(Stored dataset items)

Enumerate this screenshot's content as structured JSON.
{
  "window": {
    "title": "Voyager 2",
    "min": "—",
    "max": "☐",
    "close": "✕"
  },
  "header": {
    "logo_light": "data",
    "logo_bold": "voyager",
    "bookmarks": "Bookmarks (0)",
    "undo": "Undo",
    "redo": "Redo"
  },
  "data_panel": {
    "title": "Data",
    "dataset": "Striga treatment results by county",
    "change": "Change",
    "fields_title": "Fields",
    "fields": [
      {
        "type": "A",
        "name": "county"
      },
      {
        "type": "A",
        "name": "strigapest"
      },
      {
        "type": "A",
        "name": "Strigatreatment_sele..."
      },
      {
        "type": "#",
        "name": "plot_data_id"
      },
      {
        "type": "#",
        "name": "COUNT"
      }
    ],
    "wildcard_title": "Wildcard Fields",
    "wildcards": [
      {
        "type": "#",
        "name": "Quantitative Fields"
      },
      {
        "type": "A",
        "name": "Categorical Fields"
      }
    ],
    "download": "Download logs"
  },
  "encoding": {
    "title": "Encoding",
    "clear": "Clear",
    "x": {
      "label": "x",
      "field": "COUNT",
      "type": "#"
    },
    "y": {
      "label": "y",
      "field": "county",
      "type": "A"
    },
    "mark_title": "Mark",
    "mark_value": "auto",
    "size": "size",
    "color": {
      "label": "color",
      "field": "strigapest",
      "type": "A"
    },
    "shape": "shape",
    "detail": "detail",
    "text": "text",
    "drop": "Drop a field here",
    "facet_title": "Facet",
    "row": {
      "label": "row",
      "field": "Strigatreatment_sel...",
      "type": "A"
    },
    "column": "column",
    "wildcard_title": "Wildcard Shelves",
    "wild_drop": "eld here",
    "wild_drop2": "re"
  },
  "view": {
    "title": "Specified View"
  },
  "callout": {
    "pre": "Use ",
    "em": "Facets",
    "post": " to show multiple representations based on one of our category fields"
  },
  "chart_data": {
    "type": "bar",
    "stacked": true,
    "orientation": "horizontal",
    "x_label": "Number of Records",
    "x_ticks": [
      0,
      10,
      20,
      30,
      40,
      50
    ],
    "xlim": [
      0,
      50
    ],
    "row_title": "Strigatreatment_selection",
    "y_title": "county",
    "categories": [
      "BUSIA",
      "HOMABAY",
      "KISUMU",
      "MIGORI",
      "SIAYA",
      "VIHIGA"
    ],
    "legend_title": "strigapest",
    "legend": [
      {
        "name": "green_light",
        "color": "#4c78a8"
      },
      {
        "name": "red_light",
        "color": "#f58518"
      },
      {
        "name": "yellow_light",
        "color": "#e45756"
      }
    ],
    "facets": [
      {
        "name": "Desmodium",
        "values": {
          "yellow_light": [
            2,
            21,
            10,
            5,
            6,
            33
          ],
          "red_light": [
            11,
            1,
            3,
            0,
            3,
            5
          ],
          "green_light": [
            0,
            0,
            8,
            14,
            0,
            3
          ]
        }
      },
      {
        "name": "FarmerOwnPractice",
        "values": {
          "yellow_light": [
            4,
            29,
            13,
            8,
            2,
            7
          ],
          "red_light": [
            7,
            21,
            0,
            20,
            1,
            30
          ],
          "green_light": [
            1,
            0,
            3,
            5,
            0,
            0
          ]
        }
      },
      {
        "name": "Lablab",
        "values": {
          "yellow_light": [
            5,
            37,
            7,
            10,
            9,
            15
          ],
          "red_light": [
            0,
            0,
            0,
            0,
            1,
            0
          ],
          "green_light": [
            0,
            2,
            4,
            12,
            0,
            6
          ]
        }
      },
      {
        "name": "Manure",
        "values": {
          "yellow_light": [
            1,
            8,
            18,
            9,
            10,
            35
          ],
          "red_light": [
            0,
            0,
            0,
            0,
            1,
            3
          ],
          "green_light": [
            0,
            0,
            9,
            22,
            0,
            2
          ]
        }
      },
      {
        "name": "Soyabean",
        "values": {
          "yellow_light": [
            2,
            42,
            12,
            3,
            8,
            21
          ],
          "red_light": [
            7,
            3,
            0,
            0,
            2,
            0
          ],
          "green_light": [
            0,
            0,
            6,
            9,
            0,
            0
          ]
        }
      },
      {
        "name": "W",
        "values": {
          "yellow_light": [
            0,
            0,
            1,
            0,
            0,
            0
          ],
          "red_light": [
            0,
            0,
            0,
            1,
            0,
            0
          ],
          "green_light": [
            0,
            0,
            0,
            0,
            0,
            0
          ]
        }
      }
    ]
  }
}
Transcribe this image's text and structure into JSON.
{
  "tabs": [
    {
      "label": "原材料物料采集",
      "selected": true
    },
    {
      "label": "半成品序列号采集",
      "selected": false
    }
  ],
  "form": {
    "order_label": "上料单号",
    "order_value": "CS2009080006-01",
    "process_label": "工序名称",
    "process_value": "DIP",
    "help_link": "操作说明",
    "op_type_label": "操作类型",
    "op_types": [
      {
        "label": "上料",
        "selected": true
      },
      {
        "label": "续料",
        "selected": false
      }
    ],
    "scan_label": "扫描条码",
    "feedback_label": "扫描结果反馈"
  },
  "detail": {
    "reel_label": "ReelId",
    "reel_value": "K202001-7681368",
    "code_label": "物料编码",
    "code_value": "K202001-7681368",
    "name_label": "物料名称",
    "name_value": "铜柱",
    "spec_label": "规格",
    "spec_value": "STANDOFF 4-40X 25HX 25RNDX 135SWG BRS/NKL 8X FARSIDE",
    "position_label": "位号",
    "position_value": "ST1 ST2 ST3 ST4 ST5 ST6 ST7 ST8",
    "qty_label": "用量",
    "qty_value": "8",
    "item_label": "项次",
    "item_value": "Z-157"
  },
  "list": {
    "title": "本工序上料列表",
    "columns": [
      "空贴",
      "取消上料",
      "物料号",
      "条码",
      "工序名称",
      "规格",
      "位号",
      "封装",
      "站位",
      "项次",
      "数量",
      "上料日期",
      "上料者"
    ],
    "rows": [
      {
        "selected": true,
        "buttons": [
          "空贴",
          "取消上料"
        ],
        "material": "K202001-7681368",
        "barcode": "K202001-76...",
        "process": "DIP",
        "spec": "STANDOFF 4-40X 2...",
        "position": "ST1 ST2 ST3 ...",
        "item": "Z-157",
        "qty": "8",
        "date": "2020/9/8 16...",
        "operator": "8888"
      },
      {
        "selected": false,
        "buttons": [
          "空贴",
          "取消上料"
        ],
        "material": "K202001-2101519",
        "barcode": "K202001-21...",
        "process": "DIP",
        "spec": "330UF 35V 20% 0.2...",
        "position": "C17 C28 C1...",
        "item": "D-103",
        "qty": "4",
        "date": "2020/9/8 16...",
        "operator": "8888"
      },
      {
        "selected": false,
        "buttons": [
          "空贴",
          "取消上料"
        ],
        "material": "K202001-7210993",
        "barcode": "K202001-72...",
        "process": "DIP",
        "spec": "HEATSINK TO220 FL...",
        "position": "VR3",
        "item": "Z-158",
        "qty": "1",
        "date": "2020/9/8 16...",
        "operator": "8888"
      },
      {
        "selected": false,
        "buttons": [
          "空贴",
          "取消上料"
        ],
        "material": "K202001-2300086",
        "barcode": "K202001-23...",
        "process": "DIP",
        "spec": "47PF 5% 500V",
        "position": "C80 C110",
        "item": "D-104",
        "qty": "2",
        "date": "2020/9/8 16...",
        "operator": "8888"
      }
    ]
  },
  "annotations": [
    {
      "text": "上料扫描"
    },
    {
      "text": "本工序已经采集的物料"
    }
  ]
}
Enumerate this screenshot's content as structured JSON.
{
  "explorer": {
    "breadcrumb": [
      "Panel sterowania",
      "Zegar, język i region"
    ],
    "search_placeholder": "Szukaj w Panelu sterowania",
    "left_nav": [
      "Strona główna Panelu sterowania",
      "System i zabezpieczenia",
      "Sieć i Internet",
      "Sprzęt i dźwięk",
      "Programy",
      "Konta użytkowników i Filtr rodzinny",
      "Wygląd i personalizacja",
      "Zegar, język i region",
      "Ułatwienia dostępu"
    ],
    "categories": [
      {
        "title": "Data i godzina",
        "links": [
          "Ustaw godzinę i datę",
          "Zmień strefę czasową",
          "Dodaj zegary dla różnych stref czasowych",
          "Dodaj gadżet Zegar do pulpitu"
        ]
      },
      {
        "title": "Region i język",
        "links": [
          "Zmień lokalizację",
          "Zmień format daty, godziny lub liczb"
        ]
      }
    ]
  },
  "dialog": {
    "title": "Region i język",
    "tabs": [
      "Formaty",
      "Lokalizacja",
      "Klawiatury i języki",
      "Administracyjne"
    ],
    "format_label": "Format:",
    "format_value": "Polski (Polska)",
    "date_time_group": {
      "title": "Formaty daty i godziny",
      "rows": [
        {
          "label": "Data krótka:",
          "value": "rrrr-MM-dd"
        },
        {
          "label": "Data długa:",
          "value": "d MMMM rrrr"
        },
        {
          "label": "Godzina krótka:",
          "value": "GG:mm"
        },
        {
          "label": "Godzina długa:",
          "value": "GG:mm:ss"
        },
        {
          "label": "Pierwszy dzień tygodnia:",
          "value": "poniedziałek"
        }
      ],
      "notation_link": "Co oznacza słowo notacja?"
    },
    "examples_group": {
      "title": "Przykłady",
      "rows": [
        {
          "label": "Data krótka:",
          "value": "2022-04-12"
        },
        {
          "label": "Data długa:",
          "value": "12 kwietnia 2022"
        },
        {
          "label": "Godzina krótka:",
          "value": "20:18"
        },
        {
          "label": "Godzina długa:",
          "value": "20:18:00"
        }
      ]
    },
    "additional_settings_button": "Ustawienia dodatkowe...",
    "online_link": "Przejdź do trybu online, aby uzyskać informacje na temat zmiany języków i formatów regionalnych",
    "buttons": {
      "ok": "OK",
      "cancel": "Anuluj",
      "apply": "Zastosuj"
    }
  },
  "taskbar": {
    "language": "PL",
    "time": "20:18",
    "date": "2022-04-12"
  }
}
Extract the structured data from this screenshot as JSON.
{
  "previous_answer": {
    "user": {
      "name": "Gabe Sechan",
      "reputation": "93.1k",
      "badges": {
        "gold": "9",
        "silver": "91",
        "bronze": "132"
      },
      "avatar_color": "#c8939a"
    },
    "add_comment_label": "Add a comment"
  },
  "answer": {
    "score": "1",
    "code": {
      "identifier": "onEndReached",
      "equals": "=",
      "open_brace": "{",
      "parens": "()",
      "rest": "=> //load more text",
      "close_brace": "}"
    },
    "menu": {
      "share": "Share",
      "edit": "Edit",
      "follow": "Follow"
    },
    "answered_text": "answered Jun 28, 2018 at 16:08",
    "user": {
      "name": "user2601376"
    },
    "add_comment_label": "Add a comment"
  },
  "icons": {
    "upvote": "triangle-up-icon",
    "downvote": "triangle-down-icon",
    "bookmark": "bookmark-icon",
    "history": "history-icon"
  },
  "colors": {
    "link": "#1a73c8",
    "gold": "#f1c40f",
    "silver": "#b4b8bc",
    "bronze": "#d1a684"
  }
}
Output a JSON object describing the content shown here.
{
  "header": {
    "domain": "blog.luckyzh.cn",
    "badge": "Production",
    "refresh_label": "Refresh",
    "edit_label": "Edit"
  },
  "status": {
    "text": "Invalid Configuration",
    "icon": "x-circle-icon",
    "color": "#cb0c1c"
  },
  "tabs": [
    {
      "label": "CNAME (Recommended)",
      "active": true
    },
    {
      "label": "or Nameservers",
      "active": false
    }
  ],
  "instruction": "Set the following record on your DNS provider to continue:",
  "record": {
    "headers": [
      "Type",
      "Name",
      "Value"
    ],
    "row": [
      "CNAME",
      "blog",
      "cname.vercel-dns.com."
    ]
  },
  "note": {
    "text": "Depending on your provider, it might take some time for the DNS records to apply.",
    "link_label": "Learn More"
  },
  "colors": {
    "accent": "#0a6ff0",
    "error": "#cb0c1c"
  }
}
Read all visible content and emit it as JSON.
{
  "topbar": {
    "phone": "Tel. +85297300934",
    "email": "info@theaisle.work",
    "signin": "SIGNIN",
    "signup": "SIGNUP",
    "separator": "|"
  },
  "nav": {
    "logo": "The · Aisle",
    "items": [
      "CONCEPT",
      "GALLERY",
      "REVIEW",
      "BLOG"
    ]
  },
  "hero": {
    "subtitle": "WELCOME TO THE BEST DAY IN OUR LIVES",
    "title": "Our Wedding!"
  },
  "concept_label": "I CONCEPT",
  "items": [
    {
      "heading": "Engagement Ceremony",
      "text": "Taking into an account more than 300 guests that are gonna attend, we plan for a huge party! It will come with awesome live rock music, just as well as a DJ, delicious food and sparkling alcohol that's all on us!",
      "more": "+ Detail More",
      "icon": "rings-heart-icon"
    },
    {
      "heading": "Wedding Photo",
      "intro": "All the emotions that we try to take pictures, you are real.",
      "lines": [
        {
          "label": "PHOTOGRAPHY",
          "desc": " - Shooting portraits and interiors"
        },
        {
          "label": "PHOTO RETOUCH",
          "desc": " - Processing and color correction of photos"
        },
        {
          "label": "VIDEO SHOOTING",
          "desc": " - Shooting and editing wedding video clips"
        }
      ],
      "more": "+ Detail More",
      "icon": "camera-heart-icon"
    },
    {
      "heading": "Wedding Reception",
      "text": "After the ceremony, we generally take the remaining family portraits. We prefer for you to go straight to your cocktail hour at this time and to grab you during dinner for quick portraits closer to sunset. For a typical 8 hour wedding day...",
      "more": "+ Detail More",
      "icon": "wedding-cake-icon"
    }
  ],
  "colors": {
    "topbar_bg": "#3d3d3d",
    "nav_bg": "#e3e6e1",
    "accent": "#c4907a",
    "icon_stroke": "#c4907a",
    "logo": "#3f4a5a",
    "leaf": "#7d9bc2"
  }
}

THE EXERCISE →
Extract from the material all lines containing the string "here".

ANSWER →
    "drop": "Drop a field here",
    "wild_drop": "eld here",
Output a JSON object describing the content shown here.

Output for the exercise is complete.